Brief A: Using the commit text below, decide for each statement whether it agrees with the text, and answer yes or no with the deciding words quoted: (i) the default idle duration for presence probes is 30 seconds; (ii) the choice_prompt tool requires at least three options; (iii) the cap on maximum prompts is 5.

[START Selected passage]

Add presence probe configuration to Assistant model and API. Introduce new fields for enabling presence probes, idle and cooldown durations, maximum prompts, context inclusion, and custom questions. Update schemas, routers, and frontend components to support these features, along with corresponding tests to ensure functionality.

2026-02-28 15:47:53 +08:00
parent 0821d73e7c
commit 8f1317860f
11 changed files with 1006 additions and 3 deletions
--- a/engine/core/duplex_pipeline.py
+++ b/engine/core/duplex_pipeline.py
@@ -74,6 +74,25 @@ class DuplexPipeline:
    _LLM_DELTA_THROTTLE_MS = 80
    _ASR_CAPTURE_MAX_MS = 15000
    _OPENER_PRE_ROLL_MS = 180
+    _PRESENCE_PROBE_LOOP_INTERVAL_SECONDS = 1.0
+    _PRESENCE_PROBE_MIN_IDLE_SECONDS = 5
+    _PRESENCE_PROBE_MAX_IDLE_SECONDS = 3600
+    _PRESENCE_PROBE_DEFAULT_IDLE_SECONDS = 30
+    _PRESENCE_PROBE_MIN_COOLDOWN_SECONDS = 5
+    _PRESENCE_PROBE_MAX_COOLDOWN_SECONDS = 7200
+    _PRESENCE_PROBE_DEFAULT_COOLDOWN_SECONDS = 90
+    _PRESENCE_PROBE_DEFAULT_MAX_PROMPTS = 2
+    _PRESENCE_PROBE_MAX_PROMPTS_CAP = 10
+    _PRESENCE_PROBE_CONTEXT_CHARS = 36
+    _PRESENCE_PROBE_AWAY_VALUE_HINTS = (
+        "away",
+        "later",
+        "not_now",
+        "leave",
+        "离开",
+        "稍后",
+        "不在",
+    )
    _DEFAULT_TOOL_SCHEMAS: Dict[str, Dict[str, Any]] = {
        "current_time": {
            "name": "current_time",
@@ -168,6 +187,23 @@ class DuplexPipeline:
                "required": ["msg"],
            },
        },
+        "choice_prompt": {
+            "name": "choice_prompt",
+            "description": "Show a multiple-choice prompt dialog on client side",
+            "parameters": {
+                "type": "object",
+                "properties": {
+                    "question": {"type": "string", "description": "Question text to ask"},
+                    "options": {
+                        "type": "array",
+                        "description": "Selectable options",
+                        "items": {"type": "string"},
+                        "minItems": 2,
+                    },
+                },
+                "required": ["question", "options"],
+            },
+        },
    }
    _DEFAULT_CLIENT_EXECUTORS = frozenset({
        "turn_on_camera",
@@ -176,6 +212,7 @@ class DuplexPipeline:
        "decrease_volume",
        "voice_message_prompt",
        "text_msg_prompt",
+        "choice_prompt",
    })

[END Selected passage]
[START Given entries]

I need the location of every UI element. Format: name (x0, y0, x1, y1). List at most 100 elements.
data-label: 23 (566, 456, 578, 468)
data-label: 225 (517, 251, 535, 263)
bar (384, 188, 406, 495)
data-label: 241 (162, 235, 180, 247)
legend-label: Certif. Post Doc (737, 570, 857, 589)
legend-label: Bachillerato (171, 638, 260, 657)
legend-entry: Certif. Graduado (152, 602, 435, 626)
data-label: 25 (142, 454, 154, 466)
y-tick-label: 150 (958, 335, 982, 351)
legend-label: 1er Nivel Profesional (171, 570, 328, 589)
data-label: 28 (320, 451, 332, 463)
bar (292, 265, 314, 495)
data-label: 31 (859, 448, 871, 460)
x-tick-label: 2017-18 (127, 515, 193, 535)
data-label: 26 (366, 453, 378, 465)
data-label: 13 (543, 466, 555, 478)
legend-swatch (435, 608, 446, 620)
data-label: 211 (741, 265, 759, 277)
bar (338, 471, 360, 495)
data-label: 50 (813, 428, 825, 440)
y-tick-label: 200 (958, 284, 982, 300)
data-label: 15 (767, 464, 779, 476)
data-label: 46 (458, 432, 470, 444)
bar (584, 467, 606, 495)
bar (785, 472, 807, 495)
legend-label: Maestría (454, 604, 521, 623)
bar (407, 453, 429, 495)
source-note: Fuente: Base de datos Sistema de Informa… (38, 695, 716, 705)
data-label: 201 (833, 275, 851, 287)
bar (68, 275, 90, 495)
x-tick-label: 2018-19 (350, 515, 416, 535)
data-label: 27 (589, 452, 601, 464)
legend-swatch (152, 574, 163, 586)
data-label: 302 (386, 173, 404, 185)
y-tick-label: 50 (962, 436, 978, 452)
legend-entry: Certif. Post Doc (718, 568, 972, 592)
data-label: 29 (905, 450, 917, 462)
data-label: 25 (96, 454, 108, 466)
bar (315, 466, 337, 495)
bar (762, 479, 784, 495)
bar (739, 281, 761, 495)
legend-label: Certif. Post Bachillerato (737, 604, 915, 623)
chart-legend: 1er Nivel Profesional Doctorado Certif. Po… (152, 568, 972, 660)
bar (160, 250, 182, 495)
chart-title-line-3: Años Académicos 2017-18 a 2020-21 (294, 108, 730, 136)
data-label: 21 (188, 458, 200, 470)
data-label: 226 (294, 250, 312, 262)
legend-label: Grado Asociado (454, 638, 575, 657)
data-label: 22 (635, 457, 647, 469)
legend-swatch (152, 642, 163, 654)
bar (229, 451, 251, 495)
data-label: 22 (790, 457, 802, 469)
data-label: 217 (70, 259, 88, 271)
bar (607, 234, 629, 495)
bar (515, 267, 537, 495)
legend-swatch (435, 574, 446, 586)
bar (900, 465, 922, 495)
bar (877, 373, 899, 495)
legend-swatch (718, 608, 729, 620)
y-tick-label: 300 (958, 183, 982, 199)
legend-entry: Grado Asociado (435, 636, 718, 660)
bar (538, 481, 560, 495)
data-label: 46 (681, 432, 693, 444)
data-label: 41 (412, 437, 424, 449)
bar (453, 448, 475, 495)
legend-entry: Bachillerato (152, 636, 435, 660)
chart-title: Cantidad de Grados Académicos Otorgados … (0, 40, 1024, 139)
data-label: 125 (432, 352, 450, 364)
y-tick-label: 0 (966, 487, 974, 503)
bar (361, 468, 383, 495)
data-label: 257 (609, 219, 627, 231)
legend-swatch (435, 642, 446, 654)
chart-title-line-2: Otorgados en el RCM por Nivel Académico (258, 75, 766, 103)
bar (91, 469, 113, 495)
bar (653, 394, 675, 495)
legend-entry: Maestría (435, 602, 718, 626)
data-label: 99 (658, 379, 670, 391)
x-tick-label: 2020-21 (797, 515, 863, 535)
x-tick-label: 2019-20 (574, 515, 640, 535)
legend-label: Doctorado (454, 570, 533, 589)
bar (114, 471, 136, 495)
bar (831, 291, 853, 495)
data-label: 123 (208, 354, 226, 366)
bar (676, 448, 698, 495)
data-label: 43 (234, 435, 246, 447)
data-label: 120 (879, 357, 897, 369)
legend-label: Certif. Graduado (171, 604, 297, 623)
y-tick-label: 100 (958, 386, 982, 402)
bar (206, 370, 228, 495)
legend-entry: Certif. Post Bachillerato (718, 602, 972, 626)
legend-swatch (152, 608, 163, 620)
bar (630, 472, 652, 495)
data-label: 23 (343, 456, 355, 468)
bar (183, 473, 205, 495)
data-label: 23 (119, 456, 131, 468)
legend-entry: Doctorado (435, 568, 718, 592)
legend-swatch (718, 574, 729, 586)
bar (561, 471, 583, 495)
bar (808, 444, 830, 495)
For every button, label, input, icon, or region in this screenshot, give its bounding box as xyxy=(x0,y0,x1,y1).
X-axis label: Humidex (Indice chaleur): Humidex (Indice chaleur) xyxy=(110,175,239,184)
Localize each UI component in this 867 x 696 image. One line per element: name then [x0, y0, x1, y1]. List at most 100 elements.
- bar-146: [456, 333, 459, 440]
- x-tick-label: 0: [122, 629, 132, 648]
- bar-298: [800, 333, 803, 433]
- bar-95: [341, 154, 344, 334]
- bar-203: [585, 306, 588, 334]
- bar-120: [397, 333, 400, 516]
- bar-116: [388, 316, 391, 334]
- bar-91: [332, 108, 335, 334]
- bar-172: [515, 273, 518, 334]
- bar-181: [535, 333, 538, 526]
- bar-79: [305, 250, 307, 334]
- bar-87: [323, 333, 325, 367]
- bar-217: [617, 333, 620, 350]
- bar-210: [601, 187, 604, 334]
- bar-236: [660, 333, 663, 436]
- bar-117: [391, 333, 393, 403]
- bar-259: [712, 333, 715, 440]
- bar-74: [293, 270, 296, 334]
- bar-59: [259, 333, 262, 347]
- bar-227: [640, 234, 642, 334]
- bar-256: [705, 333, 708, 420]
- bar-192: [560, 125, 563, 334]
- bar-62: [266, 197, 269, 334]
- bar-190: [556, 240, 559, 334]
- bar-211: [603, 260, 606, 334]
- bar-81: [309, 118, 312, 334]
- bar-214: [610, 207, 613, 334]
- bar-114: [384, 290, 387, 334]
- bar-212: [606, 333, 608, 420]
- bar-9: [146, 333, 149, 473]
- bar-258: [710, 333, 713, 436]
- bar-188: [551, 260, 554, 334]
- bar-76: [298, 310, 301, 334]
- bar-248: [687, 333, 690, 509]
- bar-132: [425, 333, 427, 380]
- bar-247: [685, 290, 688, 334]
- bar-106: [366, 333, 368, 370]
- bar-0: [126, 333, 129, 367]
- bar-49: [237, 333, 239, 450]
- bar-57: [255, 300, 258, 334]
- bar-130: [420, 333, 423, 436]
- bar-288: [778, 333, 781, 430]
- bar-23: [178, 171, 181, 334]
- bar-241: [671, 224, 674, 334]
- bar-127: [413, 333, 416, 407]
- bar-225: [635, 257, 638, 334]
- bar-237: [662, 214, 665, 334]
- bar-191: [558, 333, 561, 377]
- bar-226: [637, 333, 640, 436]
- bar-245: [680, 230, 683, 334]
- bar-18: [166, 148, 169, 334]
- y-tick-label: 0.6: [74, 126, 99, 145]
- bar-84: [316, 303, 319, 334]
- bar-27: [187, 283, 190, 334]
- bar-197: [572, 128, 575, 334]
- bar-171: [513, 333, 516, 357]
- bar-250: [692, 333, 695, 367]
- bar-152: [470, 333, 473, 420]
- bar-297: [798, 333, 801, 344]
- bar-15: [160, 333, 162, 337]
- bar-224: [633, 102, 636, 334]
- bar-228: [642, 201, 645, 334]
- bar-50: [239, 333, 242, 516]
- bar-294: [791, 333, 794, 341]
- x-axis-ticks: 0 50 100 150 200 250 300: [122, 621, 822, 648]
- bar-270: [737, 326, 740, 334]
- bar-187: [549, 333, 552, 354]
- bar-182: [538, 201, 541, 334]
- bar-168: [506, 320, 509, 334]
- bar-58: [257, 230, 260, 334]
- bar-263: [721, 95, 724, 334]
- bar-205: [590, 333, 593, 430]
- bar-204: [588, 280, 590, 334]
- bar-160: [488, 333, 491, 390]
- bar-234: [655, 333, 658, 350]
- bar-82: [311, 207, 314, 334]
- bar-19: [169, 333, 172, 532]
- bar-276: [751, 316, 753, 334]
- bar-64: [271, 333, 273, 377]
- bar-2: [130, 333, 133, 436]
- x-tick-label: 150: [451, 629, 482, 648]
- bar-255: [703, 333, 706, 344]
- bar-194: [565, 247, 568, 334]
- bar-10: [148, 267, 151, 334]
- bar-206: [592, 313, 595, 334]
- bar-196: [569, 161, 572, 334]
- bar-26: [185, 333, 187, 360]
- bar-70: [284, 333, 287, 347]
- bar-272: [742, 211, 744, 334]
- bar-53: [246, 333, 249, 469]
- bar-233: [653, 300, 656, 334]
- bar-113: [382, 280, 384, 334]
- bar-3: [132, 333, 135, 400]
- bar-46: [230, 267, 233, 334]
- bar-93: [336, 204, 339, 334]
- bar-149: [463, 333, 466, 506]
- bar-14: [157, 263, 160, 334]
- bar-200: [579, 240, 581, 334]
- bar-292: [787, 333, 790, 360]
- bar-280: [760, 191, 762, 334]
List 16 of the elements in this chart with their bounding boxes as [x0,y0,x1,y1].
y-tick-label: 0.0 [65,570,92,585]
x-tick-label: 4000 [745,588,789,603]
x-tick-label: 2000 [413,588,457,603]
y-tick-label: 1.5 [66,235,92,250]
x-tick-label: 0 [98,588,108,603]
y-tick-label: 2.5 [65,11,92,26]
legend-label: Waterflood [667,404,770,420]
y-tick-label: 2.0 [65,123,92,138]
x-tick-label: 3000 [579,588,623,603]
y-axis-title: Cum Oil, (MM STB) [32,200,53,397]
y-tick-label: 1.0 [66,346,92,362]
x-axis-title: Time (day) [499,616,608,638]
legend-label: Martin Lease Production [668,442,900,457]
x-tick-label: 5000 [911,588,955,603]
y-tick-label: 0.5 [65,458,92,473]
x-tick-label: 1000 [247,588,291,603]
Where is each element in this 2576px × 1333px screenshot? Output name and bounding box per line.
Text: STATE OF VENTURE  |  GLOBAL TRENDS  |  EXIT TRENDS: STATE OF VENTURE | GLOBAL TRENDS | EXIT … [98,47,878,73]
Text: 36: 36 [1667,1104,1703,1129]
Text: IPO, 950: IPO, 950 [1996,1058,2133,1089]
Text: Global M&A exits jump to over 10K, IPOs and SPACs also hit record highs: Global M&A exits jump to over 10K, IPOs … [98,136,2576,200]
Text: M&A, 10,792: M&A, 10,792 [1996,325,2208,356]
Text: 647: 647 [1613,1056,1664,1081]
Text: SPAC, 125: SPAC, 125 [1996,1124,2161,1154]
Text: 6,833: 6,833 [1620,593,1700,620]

[END Given entries]

Brief B: Turn the rows of Block 1 into a numbered list, starting at its first row and ending at the row holding "data-label: 26 (366, 453, 378, 465)", both included, and omit any blank lines.

Response A:
(i) Yes: "_PRESENCE_PROBE_DEFAULT_IDLE_SECONDS = 30"
(ii) No: "\"minItems\": 2,"
(iii) No: "_PRESENCE_PROBE_MAX_PROMPTS_CAP = 10"

Response B:
1. I need the location of every UI element. Format: name (x0, y0, x1, y1). List at most 100 elements.
2. data-label: 23 (566, 456, 578, 468)
3. data-label: 225 (517, 251, 535, 263)
4. bar (384, 188, 406, 495)
5. data-label: 241 (162, 235, 180, 247)
6. legend-label: Certif. Post Doc (737, 570, 857, 589)
7. legend-label: Bachillerato (171, 638, 260, 657)
8. legend-entry: Certif. Graduado (152, 602, 435, 626)
9. data-label: 25 (142, 454, 154, 466)
10. y-tick-label: 150 (958, 335, 982, 351)
11. legend-label: 1er Nivel Profesional (171, 570, 328, 589)
12. data-label: 28 (320, 451, 332, 463)
13. bar (292, 265, 314, 495)
14. data-label: 31 (859, 448, 871, 460)
15. x-tick-label: 2017-18 (127, 515, 193, 535)
16. data-label: 26 (366, 453, 378, 465)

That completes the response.